• DATASET ROWS
== == ==

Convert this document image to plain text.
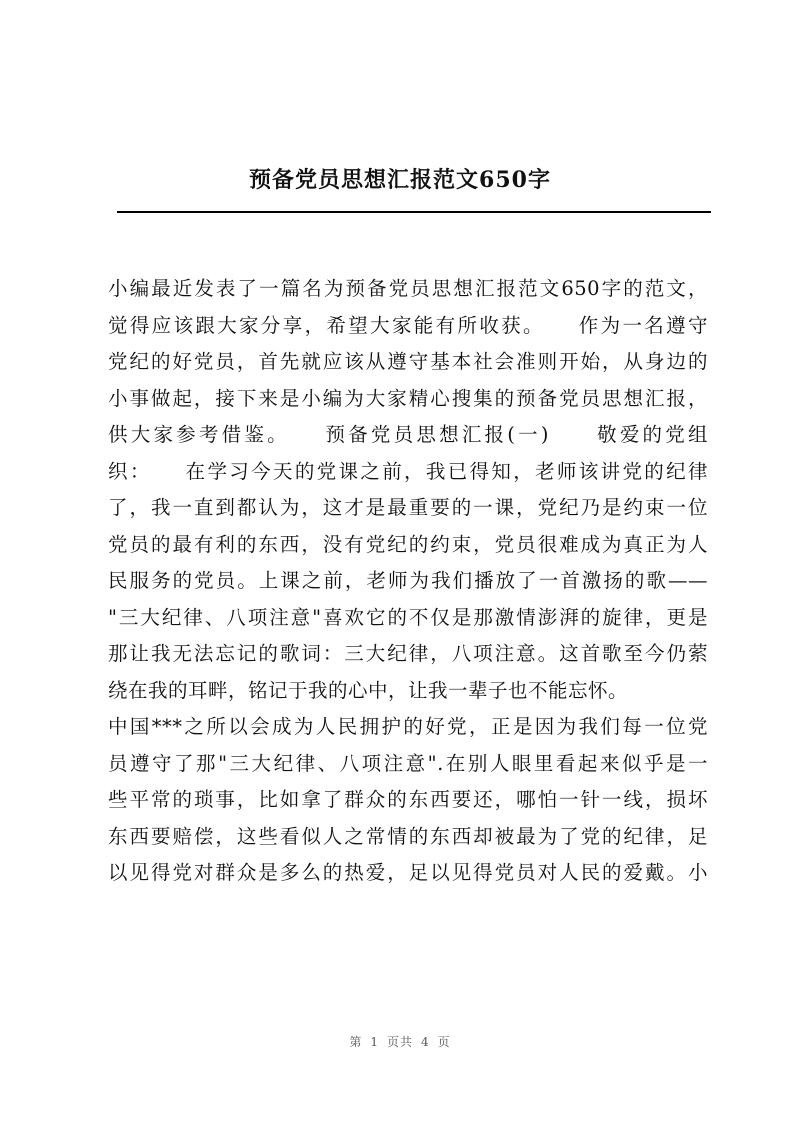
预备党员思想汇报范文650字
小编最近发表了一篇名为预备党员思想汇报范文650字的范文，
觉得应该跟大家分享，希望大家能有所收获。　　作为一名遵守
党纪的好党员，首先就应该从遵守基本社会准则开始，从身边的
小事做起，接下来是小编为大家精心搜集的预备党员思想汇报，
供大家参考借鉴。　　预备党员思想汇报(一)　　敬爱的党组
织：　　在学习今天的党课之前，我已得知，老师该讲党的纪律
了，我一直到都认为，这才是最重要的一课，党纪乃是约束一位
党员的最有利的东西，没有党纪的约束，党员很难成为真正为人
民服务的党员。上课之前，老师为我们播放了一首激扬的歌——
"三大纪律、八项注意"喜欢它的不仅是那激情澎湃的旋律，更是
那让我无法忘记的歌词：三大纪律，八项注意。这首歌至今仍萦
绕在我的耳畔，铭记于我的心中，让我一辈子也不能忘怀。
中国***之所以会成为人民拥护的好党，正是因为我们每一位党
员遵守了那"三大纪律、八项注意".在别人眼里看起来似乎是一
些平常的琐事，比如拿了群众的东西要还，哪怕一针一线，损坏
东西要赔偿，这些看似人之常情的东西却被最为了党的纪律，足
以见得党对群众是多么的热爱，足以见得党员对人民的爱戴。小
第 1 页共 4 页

== == ==

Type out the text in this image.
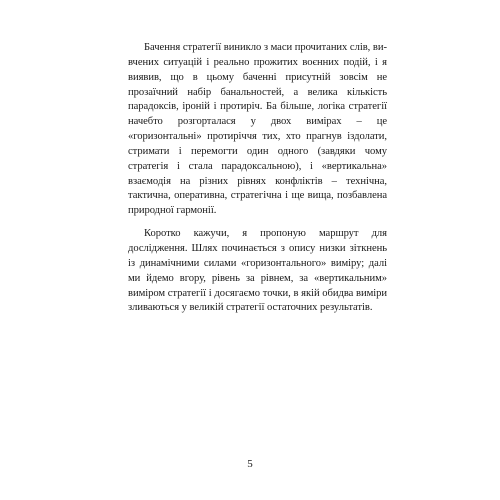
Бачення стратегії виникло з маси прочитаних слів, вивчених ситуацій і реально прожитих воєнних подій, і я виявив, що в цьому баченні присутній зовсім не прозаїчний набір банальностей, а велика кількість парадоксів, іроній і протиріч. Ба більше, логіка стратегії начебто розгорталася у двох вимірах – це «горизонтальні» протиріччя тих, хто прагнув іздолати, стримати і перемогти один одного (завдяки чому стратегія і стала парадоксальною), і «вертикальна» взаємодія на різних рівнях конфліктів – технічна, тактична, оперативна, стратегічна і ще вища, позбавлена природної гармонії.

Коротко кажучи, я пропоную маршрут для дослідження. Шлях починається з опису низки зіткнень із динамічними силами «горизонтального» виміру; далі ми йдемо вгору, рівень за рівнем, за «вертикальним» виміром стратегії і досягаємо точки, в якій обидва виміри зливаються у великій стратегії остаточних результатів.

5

== == ==

• REQUIREMENT
Search the data for "this". Copy every line that has it.

• THE RESPONSE
Convert this document image to plain text.
Type out the text in this image.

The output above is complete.